** Start of Records to process **

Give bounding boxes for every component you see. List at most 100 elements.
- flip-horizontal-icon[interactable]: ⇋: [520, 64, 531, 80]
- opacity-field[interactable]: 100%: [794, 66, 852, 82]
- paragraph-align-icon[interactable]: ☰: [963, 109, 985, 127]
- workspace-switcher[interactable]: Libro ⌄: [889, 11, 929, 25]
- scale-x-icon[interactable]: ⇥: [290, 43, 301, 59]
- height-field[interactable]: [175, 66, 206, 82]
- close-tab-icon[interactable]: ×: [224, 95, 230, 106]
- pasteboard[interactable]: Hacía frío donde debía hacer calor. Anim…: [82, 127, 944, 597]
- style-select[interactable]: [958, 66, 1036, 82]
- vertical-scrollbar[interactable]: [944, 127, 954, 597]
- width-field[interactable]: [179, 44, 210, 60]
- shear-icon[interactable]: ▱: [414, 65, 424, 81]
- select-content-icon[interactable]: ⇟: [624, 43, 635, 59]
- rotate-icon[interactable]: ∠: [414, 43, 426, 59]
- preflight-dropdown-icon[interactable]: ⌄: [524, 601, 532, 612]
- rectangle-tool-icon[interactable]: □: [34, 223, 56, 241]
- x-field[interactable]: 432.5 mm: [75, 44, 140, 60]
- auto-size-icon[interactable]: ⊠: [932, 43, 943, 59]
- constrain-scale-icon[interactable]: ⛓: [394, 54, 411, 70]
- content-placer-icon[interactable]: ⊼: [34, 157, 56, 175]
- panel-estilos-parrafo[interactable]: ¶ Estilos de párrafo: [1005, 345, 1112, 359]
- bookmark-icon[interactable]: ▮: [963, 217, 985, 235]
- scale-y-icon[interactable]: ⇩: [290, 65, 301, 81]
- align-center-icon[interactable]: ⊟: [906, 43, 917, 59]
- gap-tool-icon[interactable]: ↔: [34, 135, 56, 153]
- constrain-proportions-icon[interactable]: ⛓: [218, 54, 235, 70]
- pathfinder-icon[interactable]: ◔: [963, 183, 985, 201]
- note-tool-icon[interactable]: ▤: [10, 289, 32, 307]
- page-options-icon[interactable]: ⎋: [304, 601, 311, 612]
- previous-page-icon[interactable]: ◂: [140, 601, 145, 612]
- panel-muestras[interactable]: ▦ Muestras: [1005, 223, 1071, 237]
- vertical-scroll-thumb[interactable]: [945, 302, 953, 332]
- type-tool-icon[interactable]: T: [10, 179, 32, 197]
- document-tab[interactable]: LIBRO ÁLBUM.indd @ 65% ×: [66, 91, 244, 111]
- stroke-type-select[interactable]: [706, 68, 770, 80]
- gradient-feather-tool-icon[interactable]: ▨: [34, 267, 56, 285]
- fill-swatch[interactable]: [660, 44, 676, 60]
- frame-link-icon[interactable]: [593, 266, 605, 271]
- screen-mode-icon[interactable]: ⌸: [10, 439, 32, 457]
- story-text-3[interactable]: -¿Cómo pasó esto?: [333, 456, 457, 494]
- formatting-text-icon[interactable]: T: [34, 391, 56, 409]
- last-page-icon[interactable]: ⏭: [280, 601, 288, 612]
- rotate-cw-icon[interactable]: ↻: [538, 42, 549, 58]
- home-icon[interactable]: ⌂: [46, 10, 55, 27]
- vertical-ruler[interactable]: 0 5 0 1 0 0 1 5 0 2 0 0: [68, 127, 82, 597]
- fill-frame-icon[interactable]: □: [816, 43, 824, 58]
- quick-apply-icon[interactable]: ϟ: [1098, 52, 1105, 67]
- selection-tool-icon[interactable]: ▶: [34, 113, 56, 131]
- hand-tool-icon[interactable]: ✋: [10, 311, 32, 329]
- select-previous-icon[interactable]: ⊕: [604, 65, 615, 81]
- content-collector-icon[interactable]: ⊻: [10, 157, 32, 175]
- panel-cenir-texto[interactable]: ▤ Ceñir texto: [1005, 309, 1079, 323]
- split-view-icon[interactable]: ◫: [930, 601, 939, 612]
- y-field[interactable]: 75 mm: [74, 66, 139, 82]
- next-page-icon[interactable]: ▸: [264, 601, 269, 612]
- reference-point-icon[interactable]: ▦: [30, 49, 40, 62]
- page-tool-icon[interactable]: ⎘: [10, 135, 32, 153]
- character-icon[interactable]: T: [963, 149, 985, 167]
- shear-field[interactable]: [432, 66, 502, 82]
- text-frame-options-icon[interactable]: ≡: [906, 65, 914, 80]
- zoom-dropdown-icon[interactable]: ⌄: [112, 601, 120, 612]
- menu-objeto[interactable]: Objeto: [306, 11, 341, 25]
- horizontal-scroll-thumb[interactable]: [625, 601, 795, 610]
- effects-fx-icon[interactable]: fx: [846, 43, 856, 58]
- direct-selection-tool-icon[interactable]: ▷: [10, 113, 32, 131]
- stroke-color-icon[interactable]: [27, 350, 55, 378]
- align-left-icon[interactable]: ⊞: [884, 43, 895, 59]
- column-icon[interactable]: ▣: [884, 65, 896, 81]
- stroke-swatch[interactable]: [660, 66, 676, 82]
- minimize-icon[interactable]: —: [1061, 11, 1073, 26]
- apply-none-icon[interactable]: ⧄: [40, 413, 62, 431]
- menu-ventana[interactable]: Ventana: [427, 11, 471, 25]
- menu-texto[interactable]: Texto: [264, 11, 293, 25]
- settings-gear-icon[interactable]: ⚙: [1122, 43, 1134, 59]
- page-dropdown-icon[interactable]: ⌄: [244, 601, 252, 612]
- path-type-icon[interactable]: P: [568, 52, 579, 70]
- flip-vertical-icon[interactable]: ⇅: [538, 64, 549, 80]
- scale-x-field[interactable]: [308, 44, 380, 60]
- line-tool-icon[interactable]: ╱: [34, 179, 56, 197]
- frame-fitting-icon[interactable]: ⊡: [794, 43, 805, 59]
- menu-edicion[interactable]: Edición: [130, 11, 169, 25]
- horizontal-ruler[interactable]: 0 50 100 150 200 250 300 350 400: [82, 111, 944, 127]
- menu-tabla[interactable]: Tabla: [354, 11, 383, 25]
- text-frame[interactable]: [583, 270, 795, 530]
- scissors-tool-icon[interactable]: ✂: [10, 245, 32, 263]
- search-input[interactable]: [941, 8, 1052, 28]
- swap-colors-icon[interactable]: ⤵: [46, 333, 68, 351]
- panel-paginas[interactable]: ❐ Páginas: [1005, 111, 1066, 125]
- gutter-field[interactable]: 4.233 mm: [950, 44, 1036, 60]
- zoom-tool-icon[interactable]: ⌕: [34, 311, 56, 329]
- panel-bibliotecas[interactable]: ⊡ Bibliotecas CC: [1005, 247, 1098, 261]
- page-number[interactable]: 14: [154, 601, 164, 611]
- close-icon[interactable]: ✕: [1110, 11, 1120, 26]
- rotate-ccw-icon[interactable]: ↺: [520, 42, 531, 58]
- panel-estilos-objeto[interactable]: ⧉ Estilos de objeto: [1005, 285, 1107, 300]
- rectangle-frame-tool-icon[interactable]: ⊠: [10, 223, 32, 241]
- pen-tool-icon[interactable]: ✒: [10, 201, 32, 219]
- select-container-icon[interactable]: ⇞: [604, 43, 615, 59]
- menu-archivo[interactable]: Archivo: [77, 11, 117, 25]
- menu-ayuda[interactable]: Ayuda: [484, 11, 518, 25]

** End of Records to process **

What is expected:
Update the part of the listing that opens with its first line and closes with the line containing "- pathfinder-icon[interactable]: ◔: [963, 183, 985, 201]" by replacing every occurrence of "field" with "input", leaving all else unchanged. Give only those lines.

Finished task:
Give bounding boxes for every component you see. List at most 100 elements.
- flip-horizontal-icon[interactable]: ⇋: [520, 64, 531, 80]
- opacity-input[interactable]: 100%: [794, 66, 852, 82]
- paragraph-align-icon[interactable]: ☰: [963, 109, 985, 127]
- workspace-switcher[interactable]: Libro ⌄: [889, 11, 929, 25]
- scale-x-icon[interactable]: ⇥: [290, 43, 301, 59]
- height-input[interactable]: [175, 66, 206, 82]
- close-tab-icon[interactable]: ×: [224, 95, 230, 106]
- pasteboard[interactable]: Hacía frío donde debía hacer calor. Anim…: [82, 127, 944, 597]
- style-select[interactable]: [958, 66, 1036, 82]
- vertical-scrollbar[interactable]: [944, 127, 954, 597]
- width-input[interactable]: [179, 44, 210, 60]
- shear-icon[interactable]: ▱: [414, 65, 424, 81]
- select-content-icon[interactable]: ⇟: [624, 43, 635, 59]
- rotate-icon[interactable]: ∠: [414, 43, 426, 59]
- preflight-dropdown-icon[interactable]: ⌄: [524, 601, 532, 612]
- rectangle-tool-icon[interactable]: □: [34, 223, 56, 241]
- x-input[interactable]: 432.5 mm: [75, 44, 140, 60]
- auto-size-icon[interactable]: ⊠: [932, 43, 943, 59]
- constrain-scale-icon[interactable]: ⛓: [394, 54, 411, 70]
- content-placer-icon[interactable]: ⊼: [34, 157, 56, 175]
- panel-estilos-parrafo[interactable]: ¶ Estilos de párrafo: [1005, 345, 1112, 359]
- bookmark-icon[interactable]: ▮: [963, 217, 985, 235]
- scale-y-icon[interactable]: ⇩: [290, 65, 301, 81]
- align-center-icon[interactable]: ⊟: [906, 43, 917, 59]
- gap-tool-icon[interactable]: ↔: [34, 135, 56, 153]
- constrain-proportions-icon[interactable]: ⛓: [218, 54, 235, 70]
- pathfinder-icon[interactable]: ◔: [963, 183, 985, 201]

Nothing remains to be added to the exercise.